**Records for this task**.
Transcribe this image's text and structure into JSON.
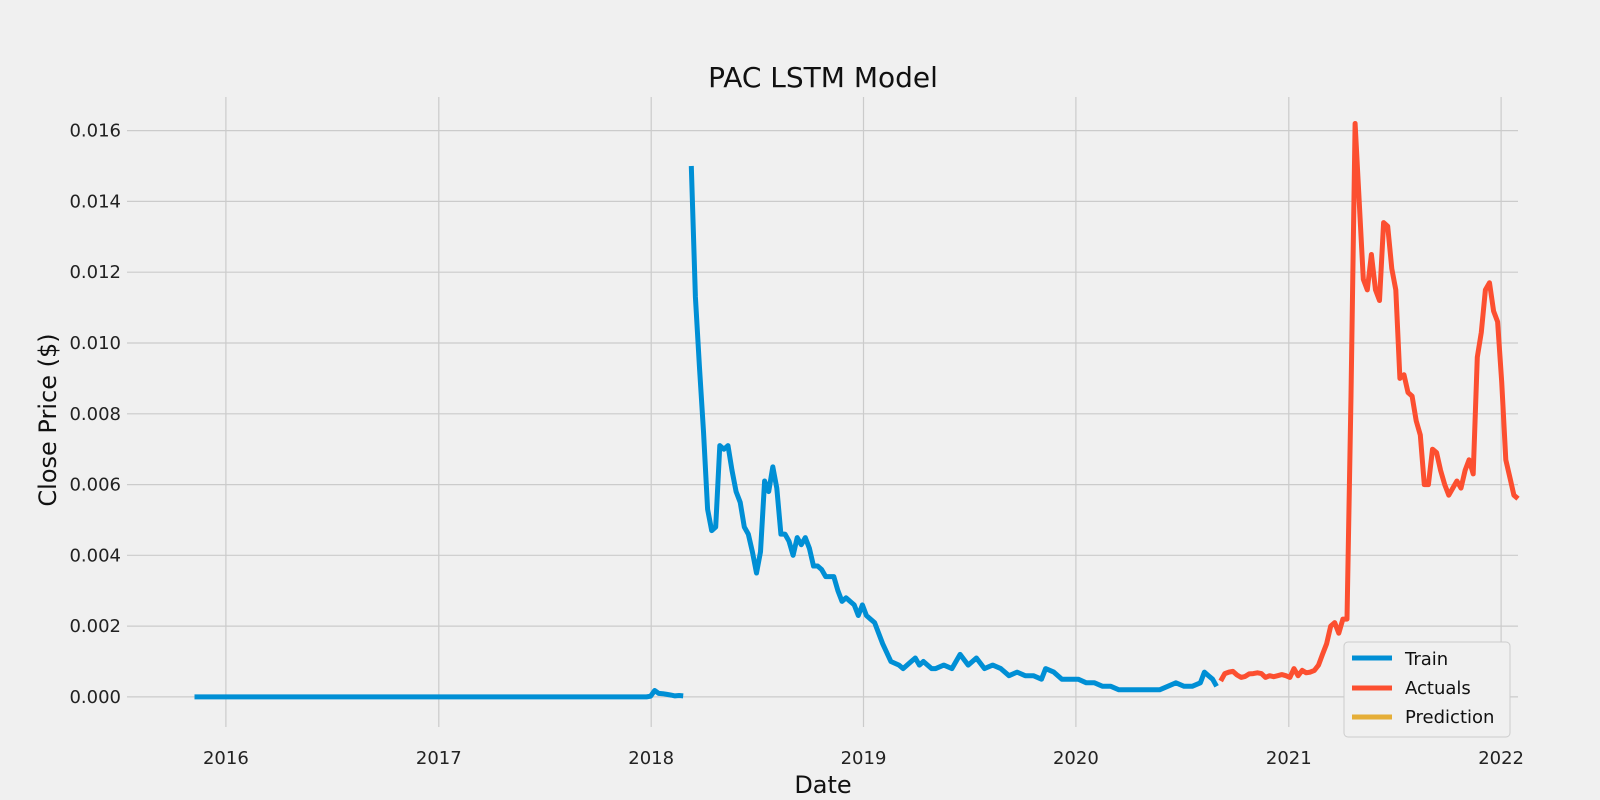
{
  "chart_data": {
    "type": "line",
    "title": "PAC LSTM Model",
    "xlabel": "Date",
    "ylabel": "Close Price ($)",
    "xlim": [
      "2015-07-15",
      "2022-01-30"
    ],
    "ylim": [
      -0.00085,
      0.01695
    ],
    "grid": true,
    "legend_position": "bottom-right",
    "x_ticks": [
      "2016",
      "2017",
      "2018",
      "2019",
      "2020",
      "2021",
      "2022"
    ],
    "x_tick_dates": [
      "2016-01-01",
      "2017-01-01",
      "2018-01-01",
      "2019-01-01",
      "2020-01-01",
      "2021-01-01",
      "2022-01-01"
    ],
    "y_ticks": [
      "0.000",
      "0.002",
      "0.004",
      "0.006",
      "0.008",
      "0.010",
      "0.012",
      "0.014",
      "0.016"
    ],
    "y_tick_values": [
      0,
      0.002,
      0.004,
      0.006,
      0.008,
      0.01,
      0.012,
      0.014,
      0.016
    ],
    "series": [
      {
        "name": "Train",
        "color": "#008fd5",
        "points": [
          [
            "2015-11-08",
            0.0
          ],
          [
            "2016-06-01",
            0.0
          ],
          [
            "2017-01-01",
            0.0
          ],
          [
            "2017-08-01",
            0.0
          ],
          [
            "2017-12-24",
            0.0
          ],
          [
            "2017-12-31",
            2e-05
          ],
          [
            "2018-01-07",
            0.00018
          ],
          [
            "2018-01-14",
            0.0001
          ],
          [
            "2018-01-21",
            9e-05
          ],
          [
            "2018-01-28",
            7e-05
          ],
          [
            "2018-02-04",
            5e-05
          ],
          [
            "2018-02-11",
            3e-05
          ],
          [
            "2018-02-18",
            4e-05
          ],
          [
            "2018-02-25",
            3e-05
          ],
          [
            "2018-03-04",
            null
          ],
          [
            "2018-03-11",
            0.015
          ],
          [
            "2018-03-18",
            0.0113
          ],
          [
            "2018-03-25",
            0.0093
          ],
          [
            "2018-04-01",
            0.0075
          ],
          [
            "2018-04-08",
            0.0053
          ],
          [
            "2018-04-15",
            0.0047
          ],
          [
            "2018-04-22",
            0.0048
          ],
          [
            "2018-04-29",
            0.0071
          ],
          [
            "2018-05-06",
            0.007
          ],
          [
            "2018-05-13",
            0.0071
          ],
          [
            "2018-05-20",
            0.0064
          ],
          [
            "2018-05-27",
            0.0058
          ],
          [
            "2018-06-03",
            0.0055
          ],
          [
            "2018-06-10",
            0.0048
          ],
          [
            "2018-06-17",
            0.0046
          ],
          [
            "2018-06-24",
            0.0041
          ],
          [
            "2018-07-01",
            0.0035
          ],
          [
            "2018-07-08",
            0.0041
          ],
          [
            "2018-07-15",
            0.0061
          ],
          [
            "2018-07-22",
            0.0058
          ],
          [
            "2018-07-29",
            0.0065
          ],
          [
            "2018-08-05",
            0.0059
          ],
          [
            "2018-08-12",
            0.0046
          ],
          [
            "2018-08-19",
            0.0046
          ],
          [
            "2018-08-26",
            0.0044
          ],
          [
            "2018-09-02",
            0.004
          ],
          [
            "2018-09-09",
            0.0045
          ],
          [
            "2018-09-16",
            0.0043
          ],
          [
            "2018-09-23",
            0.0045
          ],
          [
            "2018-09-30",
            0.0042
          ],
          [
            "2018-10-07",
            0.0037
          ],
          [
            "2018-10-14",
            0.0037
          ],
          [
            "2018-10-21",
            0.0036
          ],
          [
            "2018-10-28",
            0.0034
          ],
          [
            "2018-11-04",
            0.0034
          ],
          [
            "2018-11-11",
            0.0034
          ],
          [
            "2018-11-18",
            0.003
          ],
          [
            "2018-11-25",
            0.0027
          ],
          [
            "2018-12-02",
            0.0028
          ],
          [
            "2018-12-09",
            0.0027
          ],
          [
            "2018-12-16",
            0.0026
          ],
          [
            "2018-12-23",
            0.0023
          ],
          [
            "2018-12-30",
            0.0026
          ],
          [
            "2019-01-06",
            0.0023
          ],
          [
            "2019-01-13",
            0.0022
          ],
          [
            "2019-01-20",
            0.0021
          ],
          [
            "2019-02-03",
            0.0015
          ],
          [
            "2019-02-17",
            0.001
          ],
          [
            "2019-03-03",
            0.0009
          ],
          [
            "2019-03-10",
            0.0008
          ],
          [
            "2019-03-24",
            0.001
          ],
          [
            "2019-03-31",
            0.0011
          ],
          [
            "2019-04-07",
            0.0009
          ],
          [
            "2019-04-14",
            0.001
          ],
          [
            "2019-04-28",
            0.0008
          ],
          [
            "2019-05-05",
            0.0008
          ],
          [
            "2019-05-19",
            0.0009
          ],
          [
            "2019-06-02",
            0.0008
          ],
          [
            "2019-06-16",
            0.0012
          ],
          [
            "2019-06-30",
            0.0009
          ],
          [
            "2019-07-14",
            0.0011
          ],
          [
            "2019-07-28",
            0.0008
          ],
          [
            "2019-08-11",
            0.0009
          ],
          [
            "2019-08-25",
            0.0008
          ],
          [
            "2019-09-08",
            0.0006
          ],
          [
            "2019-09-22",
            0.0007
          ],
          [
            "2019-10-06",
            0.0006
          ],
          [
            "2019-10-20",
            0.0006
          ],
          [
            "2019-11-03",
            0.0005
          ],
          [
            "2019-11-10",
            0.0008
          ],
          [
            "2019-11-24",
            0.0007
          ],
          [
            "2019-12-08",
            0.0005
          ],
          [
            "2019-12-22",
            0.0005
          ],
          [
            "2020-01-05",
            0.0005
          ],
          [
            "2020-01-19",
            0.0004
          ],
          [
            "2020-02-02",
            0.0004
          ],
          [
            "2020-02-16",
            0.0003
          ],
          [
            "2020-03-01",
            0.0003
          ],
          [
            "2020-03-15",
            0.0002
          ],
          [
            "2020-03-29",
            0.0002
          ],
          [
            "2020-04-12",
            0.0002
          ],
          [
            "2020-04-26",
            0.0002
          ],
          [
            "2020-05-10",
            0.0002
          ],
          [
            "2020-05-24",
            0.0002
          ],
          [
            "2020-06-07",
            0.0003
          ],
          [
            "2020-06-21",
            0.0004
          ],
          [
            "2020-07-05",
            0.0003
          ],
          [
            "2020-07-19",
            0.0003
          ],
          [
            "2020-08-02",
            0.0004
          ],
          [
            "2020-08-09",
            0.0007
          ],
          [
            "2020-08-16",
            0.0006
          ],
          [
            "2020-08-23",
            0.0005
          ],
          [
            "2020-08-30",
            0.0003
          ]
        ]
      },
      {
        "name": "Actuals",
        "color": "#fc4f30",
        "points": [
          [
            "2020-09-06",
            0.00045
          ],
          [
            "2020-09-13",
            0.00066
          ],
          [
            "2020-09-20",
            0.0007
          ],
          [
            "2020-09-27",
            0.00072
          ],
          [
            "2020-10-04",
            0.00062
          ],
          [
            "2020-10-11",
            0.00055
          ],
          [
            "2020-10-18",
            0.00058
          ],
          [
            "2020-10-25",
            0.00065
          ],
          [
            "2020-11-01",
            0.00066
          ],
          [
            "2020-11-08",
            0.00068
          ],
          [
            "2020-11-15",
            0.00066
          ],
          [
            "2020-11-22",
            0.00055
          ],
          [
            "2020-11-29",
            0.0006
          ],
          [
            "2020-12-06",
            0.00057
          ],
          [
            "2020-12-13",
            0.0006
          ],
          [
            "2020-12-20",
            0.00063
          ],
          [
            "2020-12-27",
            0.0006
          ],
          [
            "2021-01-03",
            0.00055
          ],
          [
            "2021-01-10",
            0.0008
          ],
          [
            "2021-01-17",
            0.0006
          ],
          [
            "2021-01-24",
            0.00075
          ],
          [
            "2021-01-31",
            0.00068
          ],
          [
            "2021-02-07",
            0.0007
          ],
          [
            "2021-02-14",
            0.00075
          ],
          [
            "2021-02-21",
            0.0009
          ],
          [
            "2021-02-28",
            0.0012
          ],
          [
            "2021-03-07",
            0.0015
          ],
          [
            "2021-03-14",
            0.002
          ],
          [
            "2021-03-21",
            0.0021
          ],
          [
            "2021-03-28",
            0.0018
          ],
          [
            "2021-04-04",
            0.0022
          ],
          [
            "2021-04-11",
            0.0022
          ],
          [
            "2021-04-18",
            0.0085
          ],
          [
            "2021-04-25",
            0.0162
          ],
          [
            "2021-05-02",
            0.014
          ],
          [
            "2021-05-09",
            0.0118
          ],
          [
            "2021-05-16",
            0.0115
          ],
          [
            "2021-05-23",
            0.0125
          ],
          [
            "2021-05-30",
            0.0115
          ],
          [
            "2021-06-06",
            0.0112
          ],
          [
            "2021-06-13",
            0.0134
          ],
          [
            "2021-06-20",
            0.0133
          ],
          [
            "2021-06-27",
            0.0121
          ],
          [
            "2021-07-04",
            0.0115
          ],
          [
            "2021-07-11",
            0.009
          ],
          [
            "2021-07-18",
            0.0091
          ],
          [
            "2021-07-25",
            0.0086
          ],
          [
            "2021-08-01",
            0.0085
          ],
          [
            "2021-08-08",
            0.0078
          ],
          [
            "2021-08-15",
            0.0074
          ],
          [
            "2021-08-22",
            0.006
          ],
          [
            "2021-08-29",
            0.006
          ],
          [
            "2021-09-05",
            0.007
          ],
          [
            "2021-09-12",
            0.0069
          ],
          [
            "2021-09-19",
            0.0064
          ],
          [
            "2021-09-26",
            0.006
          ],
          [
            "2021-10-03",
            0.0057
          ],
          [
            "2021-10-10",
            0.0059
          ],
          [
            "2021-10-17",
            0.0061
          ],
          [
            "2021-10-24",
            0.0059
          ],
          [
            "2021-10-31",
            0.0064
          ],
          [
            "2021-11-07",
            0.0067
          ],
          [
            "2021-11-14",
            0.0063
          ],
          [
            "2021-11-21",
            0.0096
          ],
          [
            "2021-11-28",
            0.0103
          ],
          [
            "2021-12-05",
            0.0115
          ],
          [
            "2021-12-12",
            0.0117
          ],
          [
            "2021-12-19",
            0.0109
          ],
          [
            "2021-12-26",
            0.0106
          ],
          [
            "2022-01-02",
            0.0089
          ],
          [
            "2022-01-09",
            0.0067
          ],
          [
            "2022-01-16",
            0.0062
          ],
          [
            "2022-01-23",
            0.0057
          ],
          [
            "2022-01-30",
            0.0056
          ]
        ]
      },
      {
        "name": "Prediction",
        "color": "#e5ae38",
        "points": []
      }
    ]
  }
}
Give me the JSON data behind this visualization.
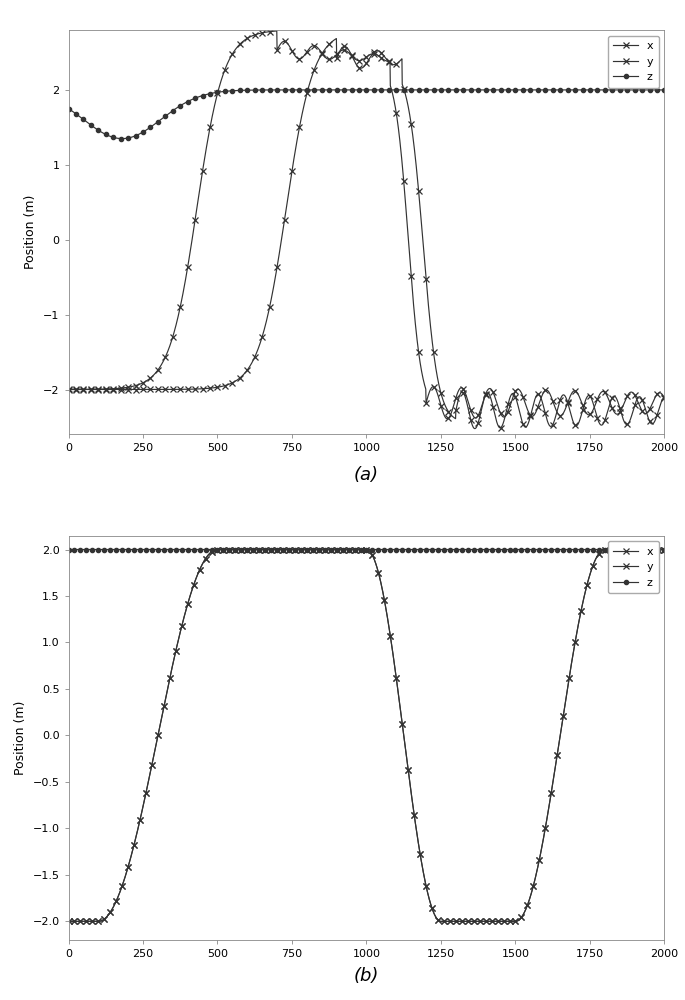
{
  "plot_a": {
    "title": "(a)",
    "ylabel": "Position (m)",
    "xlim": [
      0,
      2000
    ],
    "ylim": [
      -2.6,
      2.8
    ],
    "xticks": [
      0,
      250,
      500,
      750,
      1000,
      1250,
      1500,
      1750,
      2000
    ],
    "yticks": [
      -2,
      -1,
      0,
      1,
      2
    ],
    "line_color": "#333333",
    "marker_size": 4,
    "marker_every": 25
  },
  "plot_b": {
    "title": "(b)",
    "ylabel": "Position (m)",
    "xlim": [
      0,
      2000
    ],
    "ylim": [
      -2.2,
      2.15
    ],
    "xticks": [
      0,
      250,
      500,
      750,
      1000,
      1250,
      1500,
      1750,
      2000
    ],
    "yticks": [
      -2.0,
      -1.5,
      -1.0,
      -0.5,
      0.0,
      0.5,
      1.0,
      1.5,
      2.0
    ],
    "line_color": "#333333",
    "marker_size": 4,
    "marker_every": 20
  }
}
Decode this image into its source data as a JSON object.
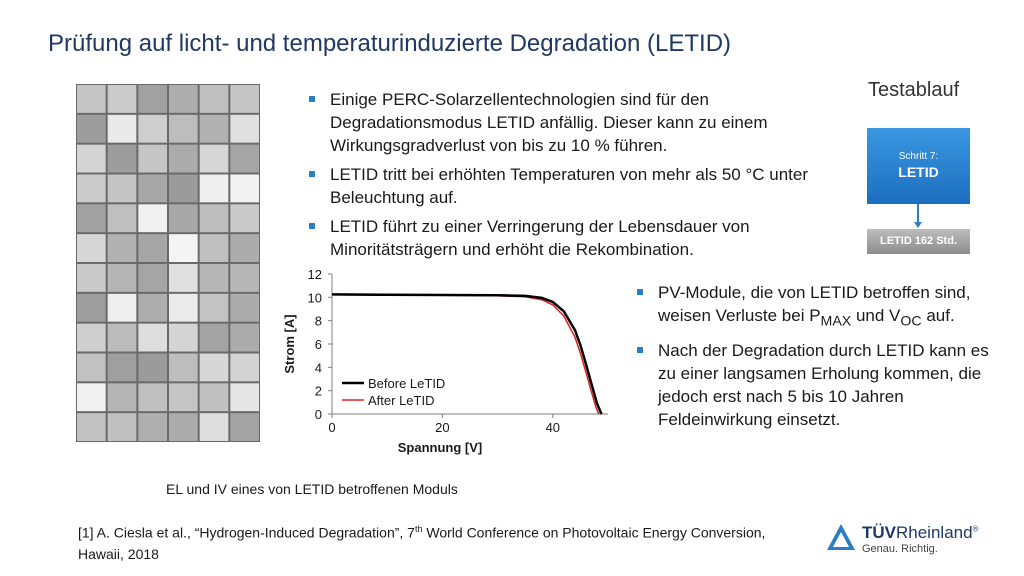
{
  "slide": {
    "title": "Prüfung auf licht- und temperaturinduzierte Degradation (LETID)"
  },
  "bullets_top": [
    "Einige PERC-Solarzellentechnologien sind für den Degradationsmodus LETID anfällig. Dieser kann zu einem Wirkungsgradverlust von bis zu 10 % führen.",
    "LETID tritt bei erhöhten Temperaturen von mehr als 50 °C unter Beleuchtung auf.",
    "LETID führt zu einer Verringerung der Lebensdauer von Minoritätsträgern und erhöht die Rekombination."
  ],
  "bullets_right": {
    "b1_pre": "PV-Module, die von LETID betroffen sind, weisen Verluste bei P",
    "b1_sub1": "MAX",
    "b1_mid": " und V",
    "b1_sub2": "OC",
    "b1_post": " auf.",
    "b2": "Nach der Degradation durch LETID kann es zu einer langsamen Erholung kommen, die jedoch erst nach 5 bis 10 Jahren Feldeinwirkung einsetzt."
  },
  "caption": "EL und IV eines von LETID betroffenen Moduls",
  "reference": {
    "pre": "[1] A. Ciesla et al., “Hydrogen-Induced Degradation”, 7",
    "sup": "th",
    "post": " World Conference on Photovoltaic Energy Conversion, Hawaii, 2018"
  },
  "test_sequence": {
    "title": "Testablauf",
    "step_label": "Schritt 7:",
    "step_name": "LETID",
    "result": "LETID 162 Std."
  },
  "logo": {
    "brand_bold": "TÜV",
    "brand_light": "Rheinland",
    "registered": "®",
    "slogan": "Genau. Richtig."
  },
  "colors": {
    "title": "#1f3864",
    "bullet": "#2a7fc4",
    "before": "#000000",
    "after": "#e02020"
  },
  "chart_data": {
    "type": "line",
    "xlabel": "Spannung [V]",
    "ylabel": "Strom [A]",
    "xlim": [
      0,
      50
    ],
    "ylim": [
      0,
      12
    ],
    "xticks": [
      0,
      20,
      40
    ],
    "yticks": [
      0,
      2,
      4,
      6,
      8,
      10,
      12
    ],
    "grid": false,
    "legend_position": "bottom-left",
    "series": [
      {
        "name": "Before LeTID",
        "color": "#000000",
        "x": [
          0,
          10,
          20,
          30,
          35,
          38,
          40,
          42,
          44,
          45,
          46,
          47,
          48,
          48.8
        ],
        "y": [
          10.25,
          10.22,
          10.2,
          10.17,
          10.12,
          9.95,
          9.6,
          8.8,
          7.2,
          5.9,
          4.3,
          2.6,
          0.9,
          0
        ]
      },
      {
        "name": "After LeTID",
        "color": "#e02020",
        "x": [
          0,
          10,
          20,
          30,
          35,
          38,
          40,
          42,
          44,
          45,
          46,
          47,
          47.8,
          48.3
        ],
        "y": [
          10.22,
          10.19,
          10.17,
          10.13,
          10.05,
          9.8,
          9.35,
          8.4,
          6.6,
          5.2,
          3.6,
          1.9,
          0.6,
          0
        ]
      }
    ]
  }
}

**Problem details**. In the data above, tally the lines holding "sind" and answer with the figure only.

**Exercise output**. 2